— Begin —

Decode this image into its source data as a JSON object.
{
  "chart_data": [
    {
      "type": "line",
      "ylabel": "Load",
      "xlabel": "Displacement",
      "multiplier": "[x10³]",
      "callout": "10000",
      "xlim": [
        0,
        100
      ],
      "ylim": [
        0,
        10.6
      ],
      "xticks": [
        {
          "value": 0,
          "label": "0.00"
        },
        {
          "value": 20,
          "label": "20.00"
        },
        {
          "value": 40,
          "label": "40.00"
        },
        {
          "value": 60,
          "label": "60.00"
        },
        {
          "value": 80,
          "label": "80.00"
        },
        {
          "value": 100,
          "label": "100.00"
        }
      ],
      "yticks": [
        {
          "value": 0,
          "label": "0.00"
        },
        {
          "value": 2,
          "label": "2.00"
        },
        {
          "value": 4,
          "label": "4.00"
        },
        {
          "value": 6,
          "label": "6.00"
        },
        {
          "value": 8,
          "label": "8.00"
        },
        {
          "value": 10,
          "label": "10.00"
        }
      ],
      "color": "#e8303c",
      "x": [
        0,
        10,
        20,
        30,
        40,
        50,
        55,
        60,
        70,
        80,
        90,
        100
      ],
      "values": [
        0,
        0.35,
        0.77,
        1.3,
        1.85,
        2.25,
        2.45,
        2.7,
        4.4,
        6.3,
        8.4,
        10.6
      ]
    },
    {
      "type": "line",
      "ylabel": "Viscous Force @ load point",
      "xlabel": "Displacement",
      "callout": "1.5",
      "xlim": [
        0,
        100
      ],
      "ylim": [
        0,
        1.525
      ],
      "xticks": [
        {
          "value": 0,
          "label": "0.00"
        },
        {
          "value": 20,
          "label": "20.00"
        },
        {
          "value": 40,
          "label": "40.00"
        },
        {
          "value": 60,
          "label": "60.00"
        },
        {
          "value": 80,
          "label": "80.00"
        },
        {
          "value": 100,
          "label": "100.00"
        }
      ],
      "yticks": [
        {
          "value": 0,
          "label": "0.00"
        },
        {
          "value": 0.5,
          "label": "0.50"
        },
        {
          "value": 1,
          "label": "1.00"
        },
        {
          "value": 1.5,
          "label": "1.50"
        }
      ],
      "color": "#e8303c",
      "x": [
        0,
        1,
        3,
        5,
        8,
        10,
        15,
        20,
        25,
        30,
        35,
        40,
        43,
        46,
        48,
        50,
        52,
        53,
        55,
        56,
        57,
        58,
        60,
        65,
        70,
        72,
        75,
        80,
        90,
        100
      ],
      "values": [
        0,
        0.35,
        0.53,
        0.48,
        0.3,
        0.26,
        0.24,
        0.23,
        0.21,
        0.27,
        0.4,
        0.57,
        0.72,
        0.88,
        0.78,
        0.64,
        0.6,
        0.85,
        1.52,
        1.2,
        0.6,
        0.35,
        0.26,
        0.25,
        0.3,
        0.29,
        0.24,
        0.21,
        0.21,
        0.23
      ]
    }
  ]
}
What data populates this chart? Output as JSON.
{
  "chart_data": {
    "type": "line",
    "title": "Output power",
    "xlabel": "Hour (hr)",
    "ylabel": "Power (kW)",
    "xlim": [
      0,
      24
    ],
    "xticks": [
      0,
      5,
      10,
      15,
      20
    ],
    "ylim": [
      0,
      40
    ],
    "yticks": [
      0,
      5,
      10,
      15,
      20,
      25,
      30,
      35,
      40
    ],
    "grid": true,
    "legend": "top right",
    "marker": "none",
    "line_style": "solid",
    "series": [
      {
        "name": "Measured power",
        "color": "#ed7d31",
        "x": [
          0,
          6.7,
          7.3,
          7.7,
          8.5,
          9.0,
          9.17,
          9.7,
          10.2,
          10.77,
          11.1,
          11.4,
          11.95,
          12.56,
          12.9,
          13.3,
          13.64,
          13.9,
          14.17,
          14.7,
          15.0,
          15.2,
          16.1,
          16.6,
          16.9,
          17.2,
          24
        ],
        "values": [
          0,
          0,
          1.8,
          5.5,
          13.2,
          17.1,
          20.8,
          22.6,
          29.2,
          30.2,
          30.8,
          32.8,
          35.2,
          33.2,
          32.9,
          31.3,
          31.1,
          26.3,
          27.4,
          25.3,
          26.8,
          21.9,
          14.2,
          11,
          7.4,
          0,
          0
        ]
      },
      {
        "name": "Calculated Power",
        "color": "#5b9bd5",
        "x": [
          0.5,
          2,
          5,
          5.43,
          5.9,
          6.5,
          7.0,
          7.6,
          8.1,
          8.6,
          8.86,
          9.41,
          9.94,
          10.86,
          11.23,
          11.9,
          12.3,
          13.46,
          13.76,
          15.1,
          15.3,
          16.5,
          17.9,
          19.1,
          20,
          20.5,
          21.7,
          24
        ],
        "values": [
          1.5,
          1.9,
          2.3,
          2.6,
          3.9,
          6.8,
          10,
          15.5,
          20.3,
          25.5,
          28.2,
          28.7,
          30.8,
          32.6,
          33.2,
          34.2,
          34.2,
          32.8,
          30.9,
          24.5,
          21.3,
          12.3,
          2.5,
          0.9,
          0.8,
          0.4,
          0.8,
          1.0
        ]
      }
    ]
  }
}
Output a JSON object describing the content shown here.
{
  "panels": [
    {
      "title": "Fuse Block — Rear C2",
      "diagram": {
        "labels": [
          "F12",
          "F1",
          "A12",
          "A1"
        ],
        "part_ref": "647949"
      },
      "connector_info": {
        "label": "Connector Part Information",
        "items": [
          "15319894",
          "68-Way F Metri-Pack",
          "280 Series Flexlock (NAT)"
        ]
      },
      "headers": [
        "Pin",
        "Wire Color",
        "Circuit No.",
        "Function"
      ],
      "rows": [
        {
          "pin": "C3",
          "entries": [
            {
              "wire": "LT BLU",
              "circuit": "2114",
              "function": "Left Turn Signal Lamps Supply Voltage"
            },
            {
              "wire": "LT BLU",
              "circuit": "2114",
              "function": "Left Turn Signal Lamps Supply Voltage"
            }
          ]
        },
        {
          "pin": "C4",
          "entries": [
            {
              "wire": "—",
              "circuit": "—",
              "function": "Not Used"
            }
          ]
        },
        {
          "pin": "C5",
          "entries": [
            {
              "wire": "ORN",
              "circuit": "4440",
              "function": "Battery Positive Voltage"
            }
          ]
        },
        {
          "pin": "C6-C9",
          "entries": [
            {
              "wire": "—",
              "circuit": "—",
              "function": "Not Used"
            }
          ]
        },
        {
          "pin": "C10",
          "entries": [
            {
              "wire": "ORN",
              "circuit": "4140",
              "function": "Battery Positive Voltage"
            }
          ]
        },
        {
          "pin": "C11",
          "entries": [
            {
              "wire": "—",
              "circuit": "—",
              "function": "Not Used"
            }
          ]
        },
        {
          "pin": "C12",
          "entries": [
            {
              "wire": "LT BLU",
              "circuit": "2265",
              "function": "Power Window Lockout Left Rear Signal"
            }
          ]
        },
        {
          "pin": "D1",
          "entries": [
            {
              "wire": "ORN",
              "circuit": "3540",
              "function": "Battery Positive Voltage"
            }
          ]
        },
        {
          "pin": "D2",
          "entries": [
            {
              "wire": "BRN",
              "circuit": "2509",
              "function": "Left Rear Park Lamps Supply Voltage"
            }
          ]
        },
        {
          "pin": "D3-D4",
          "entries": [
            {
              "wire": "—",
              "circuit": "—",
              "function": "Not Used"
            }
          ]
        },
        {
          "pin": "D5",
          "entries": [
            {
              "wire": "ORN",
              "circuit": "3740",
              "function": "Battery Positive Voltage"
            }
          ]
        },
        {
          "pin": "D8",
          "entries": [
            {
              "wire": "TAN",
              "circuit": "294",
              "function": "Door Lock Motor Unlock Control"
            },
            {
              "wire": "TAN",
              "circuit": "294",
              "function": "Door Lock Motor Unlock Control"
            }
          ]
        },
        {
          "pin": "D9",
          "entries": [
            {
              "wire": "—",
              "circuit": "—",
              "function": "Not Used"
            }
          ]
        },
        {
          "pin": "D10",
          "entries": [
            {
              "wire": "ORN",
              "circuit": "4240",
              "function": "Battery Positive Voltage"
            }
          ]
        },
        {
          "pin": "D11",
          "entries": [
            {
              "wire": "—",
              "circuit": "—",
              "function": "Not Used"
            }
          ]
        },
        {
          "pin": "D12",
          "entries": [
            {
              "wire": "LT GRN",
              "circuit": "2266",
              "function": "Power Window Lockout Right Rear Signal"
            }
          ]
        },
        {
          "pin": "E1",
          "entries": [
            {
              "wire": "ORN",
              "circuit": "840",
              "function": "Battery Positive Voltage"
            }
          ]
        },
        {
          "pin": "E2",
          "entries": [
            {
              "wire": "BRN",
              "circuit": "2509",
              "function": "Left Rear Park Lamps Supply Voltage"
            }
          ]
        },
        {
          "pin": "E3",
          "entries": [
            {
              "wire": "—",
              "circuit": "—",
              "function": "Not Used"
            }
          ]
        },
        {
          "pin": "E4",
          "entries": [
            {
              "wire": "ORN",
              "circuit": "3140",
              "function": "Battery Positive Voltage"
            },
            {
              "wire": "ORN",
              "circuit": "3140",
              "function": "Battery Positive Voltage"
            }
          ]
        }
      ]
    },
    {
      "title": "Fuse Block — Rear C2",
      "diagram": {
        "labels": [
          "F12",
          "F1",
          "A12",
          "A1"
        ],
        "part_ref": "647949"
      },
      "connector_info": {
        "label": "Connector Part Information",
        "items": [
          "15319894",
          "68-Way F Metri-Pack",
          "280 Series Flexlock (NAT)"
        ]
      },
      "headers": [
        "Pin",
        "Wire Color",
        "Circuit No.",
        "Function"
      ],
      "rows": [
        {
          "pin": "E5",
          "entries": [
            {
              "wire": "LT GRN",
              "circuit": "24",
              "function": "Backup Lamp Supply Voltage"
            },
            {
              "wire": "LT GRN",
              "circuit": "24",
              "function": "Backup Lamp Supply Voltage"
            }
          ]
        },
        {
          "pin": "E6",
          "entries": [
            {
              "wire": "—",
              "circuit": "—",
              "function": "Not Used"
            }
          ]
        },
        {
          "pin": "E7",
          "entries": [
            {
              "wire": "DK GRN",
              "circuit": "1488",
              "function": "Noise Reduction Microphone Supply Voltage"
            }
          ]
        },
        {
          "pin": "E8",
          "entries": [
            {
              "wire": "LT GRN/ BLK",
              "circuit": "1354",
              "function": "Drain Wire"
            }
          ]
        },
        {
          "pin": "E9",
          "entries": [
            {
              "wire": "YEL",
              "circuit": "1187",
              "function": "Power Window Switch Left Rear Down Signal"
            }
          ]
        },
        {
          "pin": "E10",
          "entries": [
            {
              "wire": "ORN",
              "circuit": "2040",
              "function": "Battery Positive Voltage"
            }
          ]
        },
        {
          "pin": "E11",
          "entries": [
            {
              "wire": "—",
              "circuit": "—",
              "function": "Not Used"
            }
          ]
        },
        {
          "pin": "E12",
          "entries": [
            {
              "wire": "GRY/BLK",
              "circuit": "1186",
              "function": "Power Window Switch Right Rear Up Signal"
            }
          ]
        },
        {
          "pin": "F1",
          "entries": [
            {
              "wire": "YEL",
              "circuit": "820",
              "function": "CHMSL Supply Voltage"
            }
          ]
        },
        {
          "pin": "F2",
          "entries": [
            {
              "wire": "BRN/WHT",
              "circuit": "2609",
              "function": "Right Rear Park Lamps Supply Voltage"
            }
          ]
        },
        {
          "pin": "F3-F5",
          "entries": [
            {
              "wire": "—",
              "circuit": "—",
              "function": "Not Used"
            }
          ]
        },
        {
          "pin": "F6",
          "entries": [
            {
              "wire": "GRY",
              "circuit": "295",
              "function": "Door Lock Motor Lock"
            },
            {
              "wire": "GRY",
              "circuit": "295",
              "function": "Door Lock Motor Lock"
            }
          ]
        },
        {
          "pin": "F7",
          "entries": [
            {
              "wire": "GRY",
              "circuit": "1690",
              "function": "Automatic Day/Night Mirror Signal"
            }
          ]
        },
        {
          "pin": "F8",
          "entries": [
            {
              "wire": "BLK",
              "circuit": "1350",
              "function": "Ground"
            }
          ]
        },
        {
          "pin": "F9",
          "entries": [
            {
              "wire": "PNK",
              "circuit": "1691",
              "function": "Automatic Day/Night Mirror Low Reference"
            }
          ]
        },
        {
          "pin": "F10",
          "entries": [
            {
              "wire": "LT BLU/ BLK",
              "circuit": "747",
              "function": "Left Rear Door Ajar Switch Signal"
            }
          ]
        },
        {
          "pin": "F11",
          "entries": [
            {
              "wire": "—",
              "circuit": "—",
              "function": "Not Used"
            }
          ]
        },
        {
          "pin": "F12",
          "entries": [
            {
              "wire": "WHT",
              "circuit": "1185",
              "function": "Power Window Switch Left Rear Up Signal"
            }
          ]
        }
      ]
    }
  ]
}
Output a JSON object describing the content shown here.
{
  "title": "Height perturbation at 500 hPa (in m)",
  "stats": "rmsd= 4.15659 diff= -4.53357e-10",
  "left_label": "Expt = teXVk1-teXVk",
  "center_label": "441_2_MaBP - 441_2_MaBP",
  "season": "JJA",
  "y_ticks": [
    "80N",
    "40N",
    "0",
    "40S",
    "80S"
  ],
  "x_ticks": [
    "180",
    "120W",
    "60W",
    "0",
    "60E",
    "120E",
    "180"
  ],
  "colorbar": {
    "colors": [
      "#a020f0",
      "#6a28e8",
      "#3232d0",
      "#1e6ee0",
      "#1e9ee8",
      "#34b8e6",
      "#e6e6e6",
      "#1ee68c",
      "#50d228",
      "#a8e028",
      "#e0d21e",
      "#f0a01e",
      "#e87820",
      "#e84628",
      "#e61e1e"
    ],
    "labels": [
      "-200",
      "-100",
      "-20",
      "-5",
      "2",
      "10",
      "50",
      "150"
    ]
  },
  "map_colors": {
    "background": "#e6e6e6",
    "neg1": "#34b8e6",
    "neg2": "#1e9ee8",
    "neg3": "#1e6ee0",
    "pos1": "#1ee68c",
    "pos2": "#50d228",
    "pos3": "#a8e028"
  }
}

— End —

→ **Goal**:
Find the lines containing "name" and list every one of them.

→ **Correct result**:
        "name": "Measured power",
        "name": "Calculated Power",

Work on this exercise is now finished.